§ Task to carry out
Would you repeat the lines from the one with "OCR this image." through the final line, both included, and nothing else? No pictures belong in the copy.

§ Dataset content

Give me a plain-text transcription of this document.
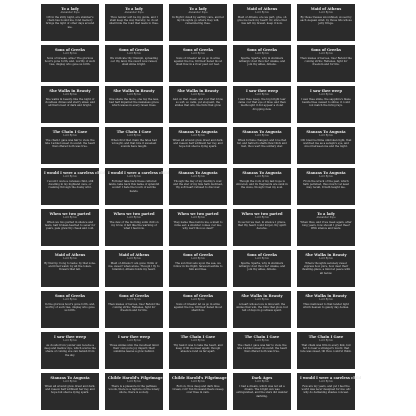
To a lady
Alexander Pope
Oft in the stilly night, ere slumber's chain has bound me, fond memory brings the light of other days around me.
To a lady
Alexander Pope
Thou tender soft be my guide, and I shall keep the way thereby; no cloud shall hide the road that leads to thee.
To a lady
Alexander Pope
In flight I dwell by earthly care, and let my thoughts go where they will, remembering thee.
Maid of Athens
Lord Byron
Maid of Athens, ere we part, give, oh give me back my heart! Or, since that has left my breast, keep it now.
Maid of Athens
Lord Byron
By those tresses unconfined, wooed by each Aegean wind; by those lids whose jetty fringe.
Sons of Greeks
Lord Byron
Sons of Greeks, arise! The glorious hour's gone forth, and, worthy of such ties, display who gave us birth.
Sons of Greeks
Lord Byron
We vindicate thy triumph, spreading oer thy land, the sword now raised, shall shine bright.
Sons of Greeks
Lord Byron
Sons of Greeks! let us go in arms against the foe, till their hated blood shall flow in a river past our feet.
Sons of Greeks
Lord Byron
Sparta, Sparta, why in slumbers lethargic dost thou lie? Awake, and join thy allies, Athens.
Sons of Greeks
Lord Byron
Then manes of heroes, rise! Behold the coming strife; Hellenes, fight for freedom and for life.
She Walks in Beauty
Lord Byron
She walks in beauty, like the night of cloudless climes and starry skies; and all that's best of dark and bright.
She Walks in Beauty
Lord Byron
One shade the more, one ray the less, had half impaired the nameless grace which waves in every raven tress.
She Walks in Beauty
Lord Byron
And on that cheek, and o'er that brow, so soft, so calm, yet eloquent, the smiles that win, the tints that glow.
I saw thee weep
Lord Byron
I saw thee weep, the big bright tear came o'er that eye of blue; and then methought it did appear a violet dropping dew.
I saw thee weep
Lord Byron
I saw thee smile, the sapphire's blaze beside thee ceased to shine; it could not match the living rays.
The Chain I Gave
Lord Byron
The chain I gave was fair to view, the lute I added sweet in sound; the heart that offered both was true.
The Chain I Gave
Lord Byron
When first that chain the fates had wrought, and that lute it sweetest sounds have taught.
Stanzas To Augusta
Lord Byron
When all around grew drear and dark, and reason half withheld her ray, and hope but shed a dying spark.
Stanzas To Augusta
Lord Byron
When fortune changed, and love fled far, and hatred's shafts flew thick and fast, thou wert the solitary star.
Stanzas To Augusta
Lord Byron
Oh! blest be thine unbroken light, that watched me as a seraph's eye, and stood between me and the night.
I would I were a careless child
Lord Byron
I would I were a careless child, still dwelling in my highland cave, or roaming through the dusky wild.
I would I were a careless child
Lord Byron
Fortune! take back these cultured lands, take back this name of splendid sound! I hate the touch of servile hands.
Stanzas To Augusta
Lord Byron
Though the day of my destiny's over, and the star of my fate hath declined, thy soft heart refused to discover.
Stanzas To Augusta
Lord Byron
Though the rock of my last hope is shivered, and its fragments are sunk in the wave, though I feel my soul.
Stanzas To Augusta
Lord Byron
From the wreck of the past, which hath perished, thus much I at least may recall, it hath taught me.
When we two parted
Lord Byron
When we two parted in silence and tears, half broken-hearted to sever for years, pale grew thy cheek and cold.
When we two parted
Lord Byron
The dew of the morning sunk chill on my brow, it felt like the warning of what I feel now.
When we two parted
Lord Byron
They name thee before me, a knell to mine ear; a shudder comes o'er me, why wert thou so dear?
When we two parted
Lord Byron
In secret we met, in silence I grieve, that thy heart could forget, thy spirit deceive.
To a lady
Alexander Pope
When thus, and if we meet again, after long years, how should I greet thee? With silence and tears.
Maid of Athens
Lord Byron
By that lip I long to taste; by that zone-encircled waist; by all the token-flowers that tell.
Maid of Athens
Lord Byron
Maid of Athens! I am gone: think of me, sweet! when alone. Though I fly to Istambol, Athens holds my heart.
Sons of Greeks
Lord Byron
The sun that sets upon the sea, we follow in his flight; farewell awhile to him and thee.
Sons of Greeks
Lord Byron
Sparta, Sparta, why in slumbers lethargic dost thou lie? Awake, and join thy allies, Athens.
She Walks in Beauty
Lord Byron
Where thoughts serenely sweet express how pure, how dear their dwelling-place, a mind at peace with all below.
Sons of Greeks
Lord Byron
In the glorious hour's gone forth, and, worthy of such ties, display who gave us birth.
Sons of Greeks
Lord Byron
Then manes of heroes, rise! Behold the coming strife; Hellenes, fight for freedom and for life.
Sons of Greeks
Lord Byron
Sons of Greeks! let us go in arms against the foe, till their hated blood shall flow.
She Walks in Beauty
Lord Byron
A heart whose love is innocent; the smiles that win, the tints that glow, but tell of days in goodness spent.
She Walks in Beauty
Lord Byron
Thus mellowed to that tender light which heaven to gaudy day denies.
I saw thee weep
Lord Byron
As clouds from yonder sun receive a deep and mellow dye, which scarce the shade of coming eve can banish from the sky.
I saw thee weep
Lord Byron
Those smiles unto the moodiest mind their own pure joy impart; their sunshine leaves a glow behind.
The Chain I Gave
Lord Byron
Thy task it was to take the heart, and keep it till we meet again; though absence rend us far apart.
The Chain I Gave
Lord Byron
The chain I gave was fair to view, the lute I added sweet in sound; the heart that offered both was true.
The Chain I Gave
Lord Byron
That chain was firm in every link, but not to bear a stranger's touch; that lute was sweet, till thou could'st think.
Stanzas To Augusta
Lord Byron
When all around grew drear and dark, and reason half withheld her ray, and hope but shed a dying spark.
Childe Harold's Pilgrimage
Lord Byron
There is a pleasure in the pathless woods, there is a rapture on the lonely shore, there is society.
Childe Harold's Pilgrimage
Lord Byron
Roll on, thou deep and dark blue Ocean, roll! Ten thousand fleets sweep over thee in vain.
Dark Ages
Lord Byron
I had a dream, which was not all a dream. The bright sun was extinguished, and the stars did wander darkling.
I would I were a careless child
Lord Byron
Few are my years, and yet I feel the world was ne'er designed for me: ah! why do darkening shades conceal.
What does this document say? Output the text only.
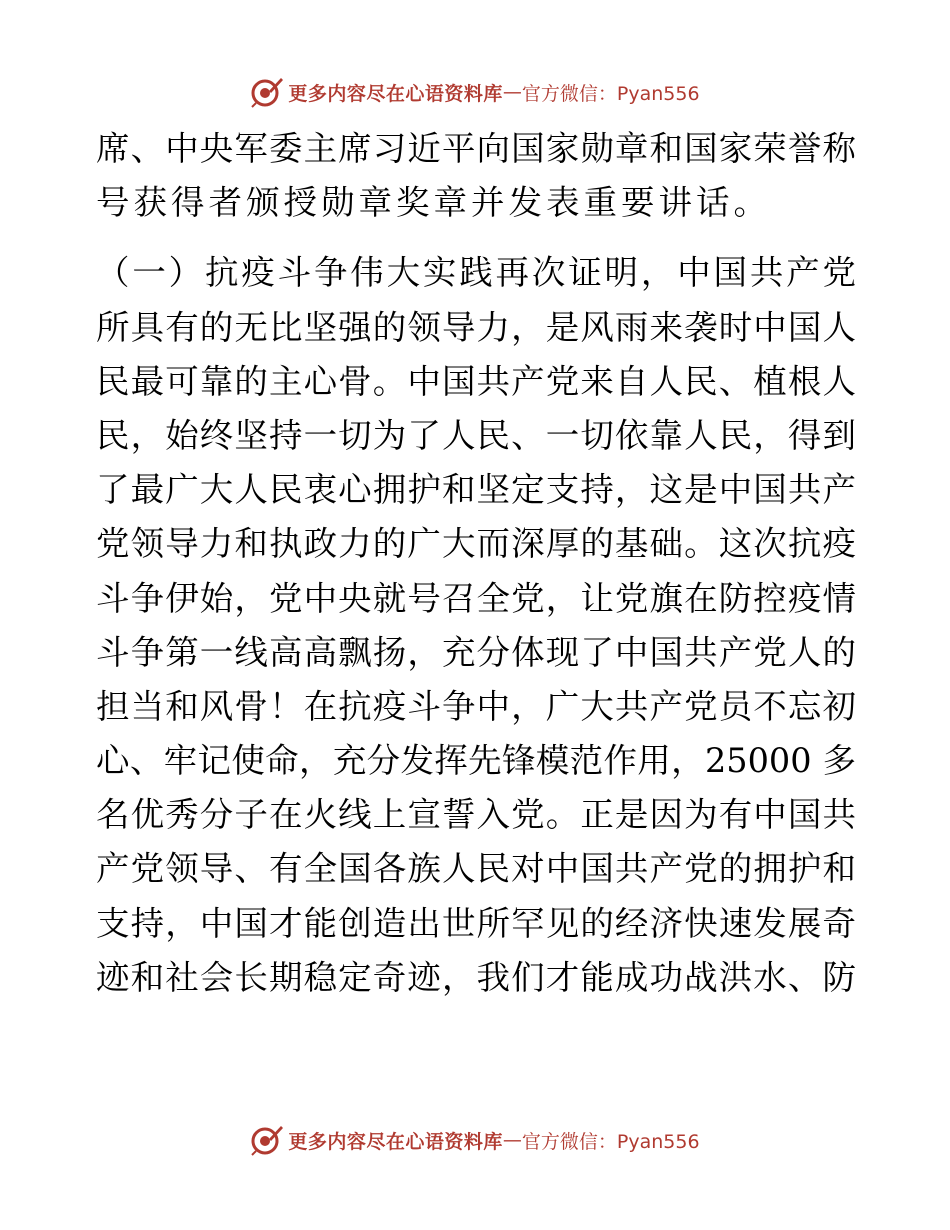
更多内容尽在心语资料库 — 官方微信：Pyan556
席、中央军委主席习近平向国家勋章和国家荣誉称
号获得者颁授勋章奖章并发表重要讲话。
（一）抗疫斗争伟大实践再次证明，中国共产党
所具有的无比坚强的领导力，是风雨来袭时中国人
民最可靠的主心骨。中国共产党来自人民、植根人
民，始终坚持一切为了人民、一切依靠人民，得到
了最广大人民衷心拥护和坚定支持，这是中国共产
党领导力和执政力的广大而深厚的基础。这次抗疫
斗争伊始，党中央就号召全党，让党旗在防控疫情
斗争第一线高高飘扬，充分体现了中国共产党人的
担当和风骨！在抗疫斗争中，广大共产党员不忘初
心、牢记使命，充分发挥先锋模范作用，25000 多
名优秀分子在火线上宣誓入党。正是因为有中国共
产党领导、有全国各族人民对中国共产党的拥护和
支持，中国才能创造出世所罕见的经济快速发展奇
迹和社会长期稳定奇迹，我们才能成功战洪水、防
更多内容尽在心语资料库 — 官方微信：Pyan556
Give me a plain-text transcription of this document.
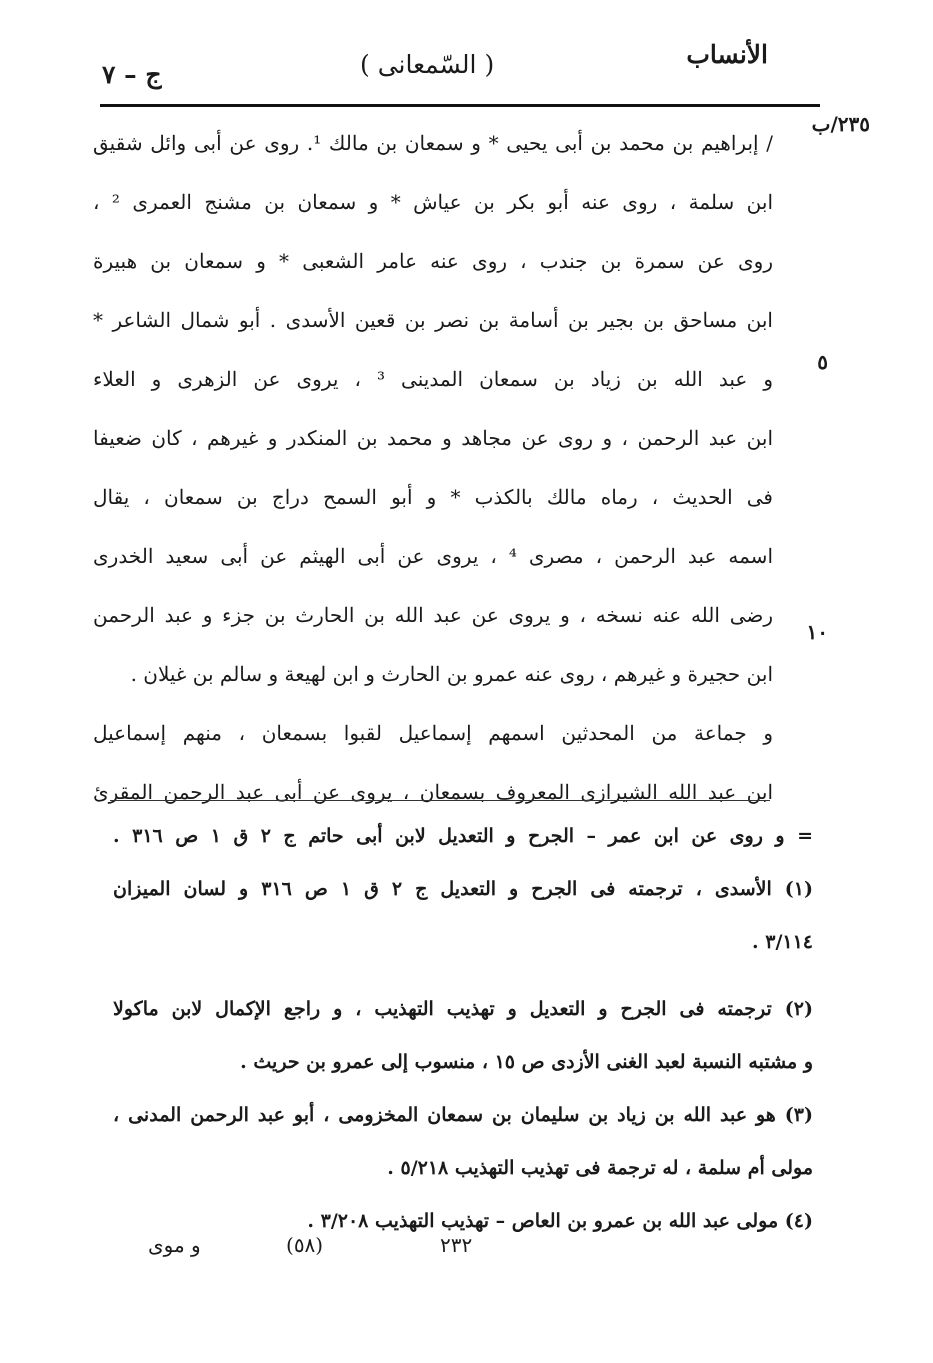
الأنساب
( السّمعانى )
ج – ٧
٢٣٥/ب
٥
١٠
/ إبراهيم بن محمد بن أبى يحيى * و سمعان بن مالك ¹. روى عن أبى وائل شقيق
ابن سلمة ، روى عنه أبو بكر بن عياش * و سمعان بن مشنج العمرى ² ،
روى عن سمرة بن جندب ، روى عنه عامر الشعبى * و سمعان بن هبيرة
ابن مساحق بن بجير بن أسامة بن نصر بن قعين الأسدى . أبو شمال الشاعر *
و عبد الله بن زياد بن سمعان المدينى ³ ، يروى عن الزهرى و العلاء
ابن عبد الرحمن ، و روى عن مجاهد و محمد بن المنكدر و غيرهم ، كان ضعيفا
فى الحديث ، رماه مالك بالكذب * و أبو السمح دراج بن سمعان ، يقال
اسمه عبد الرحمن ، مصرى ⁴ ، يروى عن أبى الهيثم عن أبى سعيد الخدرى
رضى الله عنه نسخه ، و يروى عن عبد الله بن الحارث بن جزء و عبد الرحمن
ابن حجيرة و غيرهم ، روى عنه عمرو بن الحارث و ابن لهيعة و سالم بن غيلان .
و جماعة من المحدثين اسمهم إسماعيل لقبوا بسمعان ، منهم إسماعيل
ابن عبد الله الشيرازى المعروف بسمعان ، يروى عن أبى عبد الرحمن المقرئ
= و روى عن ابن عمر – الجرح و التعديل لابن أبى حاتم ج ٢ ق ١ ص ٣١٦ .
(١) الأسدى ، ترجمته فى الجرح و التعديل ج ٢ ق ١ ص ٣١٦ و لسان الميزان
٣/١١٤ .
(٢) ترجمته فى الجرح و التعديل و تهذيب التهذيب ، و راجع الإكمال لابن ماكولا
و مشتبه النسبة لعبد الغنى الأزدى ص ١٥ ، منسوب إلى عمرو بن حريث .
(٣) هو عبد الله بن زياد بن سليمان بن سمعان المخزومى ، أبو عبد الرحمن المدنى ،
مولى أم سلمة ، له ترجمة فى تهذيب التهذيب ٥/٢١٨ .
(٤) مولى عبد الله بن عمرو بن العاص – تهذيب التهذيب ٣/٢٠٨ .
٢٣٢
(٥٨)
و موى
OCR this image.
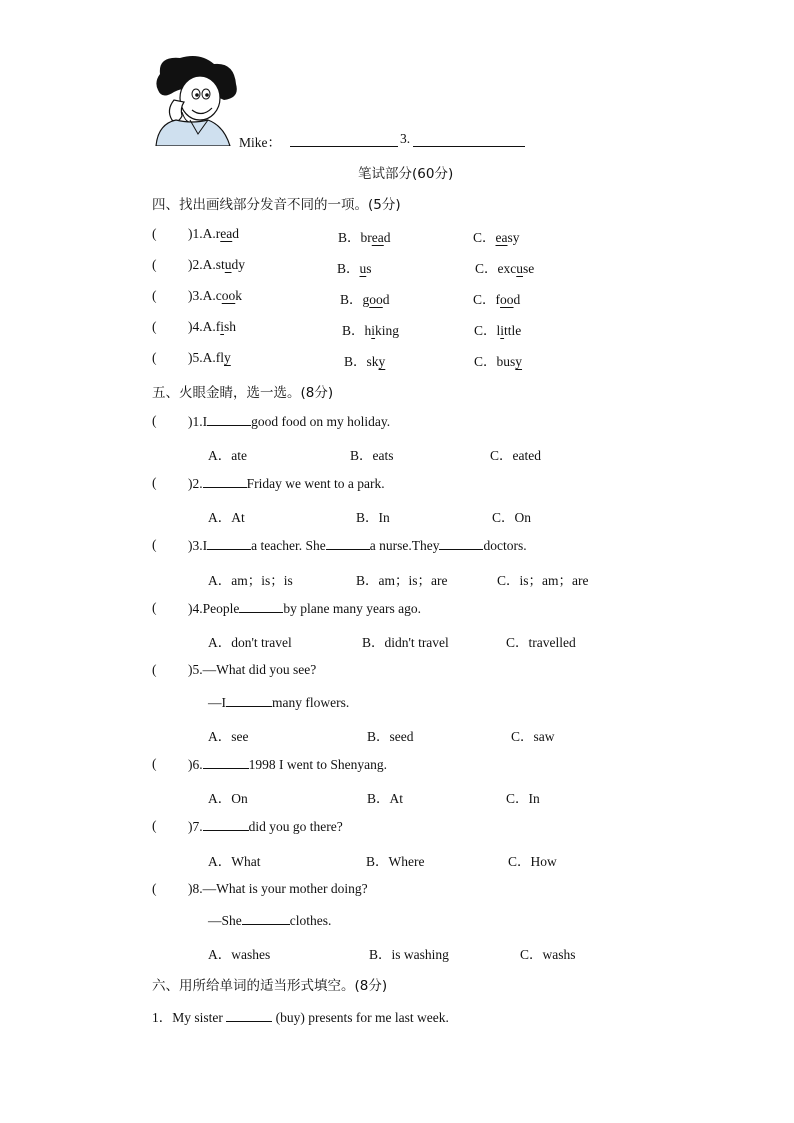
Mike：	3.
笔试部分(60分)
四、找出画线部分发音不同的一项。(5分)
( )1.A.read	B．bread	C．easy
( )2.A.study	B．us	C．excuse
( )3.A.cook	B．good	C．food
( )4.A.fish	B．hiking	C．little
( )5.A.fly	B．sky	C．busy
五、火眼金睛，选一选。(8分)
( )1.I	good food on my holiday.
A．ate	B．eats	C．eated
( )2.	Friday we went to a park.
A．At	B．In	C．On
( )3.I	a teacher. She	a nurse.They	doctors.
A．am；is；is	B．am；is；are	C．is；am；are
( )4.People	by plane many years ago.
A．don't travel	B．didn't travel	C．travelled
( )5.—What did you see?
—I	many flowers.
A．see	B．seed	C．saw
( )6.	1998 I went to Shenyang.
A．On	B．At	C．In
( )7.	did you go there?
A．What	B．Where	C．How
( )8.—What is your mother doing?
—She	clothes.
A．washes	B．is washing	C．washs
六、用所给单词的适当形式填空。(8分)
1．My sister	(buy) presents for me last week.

§ Worked solution
OCR this image.
Mike：	3.
笔试部分(60分)
四、找出画线部分发音不同的一项。(5分)
( )1.A.read	B．bread	C．easy
( )2.A.study	B．us	C．excuse
( )3.A.cook	B．good	C．food
( )4.A.fish	B．hiking	C．little
( )5.A.fly	B．sky	C．busy
五、火眼金睛，选一选。(8分)
( )1.I	good food on my holiday.
A．ate	B．eats	C．eated
( )2.	Friday we went to a park.
A．At	B．In	C．On
( )3.I	a teacher. She	a nurse.They	doctors.
A．am；is；is	B．am；is；are	C．is；am；are
( )4.People	by plane many years ago.
A．don't travel	B．didn't travel	C．travelled
( )5.—What did you see?
—I	many flowers.
A．see	B．seed	C．saw
( )6.	1998 I went to Shenyang.
A．On	B．At	C．In
( )7.	did you go there?
A．What	B．Where	C．How
( )8.—What is your mother doing?
—She	clothes.
A．washes	B．is washing	C．washs
六、用所给单词的适当形式填空。(8分)
1．My sister	(buy) presents for me last week.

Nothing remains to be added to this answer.